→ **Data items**
+===+
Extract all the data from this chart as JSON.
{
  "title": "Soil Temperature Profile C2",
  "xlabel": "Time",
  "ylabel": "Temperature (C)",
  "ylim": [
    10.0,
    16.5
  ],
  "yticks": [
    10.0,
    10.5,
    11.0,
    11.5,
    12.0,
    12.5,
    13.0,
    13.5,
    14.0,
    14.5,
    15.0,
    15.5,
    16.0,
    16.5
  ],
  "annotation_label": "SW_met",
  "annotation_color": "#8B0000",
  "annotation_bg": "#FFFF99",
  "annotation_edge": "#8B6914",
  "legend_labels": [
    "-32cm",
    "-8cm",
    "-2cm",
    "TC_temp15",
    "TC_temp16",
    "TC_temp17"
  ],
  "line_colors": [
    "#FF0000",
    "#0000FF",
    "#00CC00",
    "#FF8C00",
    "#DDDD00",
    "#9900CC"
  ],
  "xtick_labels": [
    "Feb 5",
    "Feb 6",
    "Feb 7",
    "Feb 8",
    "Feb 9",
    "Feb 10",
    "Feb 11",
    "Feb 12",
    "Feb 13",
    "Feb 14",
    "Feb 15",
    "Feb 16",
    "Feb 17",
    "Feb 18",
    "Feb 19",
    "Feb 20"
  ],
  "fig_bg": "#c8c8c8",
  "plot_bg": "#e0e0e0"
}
+===+
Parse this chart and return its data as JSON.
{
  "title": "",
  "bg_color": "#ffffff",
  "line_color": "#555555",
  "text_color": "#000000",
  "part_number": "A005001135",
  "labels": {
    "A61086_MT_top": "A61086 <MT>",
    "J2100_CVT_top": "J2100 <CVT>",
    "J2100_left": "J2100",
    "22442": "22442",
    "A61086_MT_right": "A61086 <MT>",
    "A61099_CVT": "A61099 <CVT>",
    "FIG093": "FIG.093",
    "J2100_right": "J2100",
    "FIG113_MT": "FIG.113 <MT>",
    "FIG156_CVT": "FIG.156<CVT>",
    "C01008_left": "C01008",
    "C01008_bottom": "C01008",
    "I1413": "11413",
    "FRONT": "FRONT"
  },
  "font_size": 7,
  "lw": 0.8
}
+===+
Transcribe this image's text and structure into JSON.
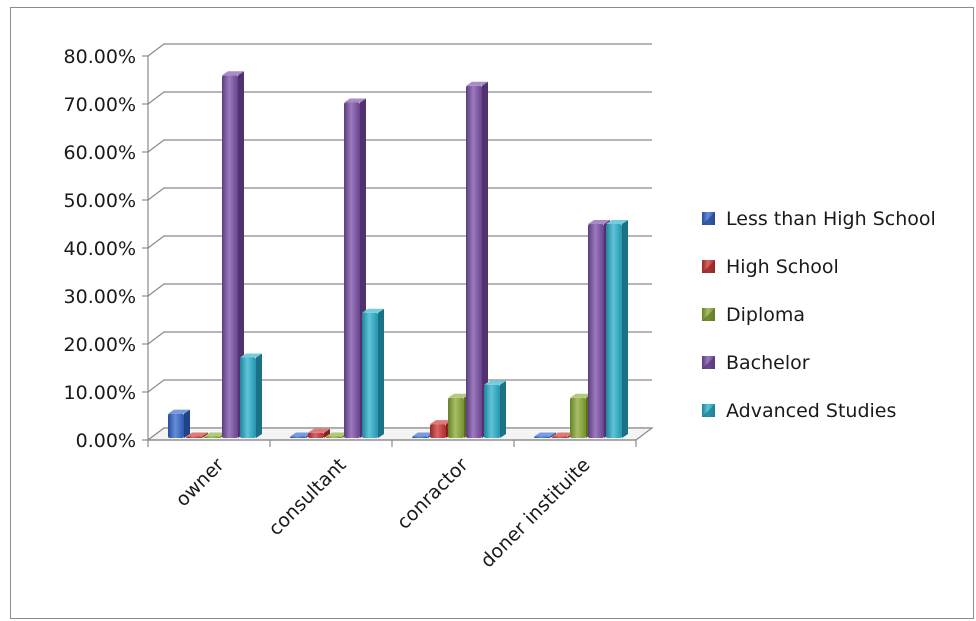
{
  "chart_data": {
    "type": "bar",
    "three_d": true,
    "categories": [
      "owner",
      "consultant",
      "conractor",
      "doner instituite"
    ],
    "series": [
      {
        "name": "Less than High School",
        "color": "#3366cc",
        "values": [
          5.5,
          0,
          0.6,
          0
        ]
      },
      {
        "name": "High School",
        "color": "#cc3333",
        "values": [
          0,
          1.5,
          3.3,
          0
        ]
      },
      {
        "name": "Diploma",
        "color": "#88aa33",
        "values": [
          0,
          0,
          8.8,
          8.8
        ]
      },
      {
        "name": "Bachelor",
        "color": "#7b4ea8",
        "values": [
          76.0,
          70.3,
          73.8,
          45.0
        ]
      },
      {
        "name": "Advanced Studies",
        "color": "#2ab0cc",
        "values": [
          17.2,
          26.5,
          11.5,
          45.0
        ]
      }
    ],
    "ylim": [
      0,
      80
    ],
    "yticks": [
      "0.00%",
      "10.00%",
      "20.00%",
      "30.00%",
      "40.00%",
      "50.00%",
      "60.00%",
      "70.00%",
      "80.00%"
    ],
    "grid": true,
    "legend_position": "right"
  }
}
+===+
→ **WHAT YOU HAVE TO DO**
Look over the material above and show each line where "High" appears.

→ **COMPLETE RESPONSE**
        "name": "Less than High School",
        "name": "High School",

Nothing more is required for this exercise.